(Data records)

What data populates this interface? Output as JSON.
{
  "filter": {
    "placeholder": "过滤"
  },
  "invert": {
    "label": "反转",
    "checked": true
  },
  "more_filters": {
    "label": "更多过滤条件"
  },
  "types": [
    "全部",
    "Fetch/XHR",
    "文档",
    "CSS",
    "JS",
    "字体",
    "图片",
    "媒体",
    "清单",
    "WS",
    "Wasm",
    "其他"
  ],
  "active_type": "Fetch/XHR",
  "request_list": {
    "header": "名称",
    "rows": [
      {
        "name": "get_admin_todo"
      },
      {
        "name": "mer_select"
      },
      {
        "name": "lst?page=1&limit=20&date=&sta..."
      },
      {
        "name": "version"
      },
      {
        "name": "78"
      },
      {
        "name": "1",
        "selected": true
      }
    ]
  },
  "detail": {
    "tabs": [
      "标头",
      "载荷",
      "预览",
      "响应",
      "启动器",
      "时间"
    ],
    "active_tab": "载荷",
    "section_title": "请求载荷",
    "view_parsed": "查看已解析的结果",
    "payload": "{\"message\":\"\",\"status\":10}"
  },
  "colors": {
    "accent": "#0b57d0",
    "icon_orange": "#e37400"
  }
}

| Exercise goal |
Nothing should be left out: return all of the records exactly.

| Output for this task |
What data populates this interface? Output as JSON.
{
  "filter": {
    "placeholder": "过滤"
  },
  "invert": {
    "label": "反转",
    "checked": true
  },
  "more_filters": {
    "label": "更多过滤条件"
  },
  "types": [
    "全部",
    "Fetch/XHR",
    "文档",
    "CSS",
    "JS",
    "字体",
    "图片",
    "媒体",
    "清单",
    "WS",
    "Wasm",
    "其他"
  ],
  "active_type": "Fetch/XHR",
  "request_list": {
    "header": "名称",
    "rows": [
      {
        "name": "get_admin_todo"
      },
      {
        "name": "mer_select"
      },
      {
        "name": "lst?page=1&limit=20&date=&sta..."
      },
      {
        "name": "version"
      },
      {
        "name": "78"
      },
      {
        "name": "1",
        "selected": true
      }
    ]
  },
  "detail": {
    "tabs": [
      "标头",
      "载荷",
      "预览",
      "响应",
      "启动器",
      "时间"
    ],
    "active_tab": "载荷",
    "section_title": "请求载荷",
    "view_parsed": "查看已解析的结果",
    "payload": "{\"message\":\"\",\"status\":10}"
  },
  "colors": {
    "accent": "#0b57d0",
    "icon_orange": "#e37400"
  }
}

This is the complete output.